▶ [Exercise brief]:
Retype the data below without altering anything.

──────── Items

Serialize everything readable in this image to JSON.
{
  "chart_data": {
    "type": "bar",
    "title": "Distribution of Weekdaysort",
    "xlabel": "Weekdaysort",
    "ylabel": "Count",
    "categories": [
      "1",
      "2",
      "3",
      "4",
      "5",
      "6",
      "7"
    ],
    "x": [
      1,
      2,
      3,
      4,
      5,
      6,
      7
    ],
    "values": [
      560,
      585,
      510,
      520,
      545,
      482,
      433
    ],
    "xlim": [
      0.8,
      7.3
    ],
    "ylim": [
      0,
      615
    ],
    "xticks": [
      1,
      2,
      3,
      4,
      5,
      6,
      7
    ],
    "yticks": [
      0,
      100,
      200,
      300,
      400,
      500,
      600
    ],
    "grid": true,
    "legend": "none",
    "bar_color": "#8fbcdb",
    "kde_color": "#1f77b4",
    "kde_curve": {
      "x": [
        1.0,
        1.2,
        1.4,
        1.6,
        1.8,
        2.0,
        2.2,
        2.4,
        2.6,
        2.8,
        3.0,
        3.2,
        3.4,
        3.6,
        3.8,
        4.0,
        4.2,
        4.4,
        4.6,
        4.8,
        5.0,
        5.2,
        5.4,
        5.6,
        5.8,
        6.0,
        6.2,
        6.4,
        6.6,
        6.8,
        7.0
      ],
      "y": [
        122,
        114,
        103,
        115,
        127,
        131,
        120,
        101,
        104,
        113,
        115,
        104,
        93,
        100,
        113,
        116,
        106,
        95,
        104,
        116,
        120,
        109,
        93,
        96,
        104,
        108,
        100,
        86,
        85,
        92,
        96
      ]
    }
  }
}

────────────────

▶ [Task output]:
Serialize everything readable in this image to JSON.
{
  "chart_data": {
    "type": "bar",
    "title": "Distribution of Weekdaysort",
    "xlabel": "Weekdaysort",
    "ylabel": "Count",
    "categories": [
      "1",
      "2",
      "3",
      "4",
      "5",
      "6",
      "7"
    ],
    "x": [
      1,
      2,
      3,
      4,
      5,
      6,
      7
    ],
    "values": [
      560,
      585,
      510,
      520,
      545,
      482,
      433
    ],
    "xlim": [
      0.8,
      7.3
    ],
    "ylim": [
      0,
      615
    ],
    "xticks": [
      1,
      2,
      3,
      4,
      5,
      6,
      7
    ],
    "yticks": [
      0,
      100,
      200,
      300,
      400,
      500,
      600
    ],
    "grid": true,
    "legend": "none",
    "bar_color": "#8fbcdb",
    "kde_color": "#1f77b4",
    "kde_curve": {
      "x": [
        1.0,
        1.2,
        1.4,
        1.6,
        1.8,
        2.0,
        2.2,
        2.4,
        2.6,
        2.8,
        3.0,
        3.2,
        3.4,
        3.6,
        3.8,
        4.0,
        4.2,
        4.4,
        4.6,
        4.8,
        5.0,
        5.2,
        5.4,
        5.6,
        5.8,
        6.0,
        6.2,
        6.4,
        6.6,
        6.8,
        7.0
      ],
      "y": [
        122,
        114,
        103,
        115,
        127,
        131,
        120,
        101,
        104,
        113,
        115,
        104,
        93,
        100,
        113,
        116,
        106,
        95,
        104,
        116,
        120,
        109,
        93,
        96,
        104,
        108,
        100,
        86,
        85,
        92,
        96
      ]
    }
  }
}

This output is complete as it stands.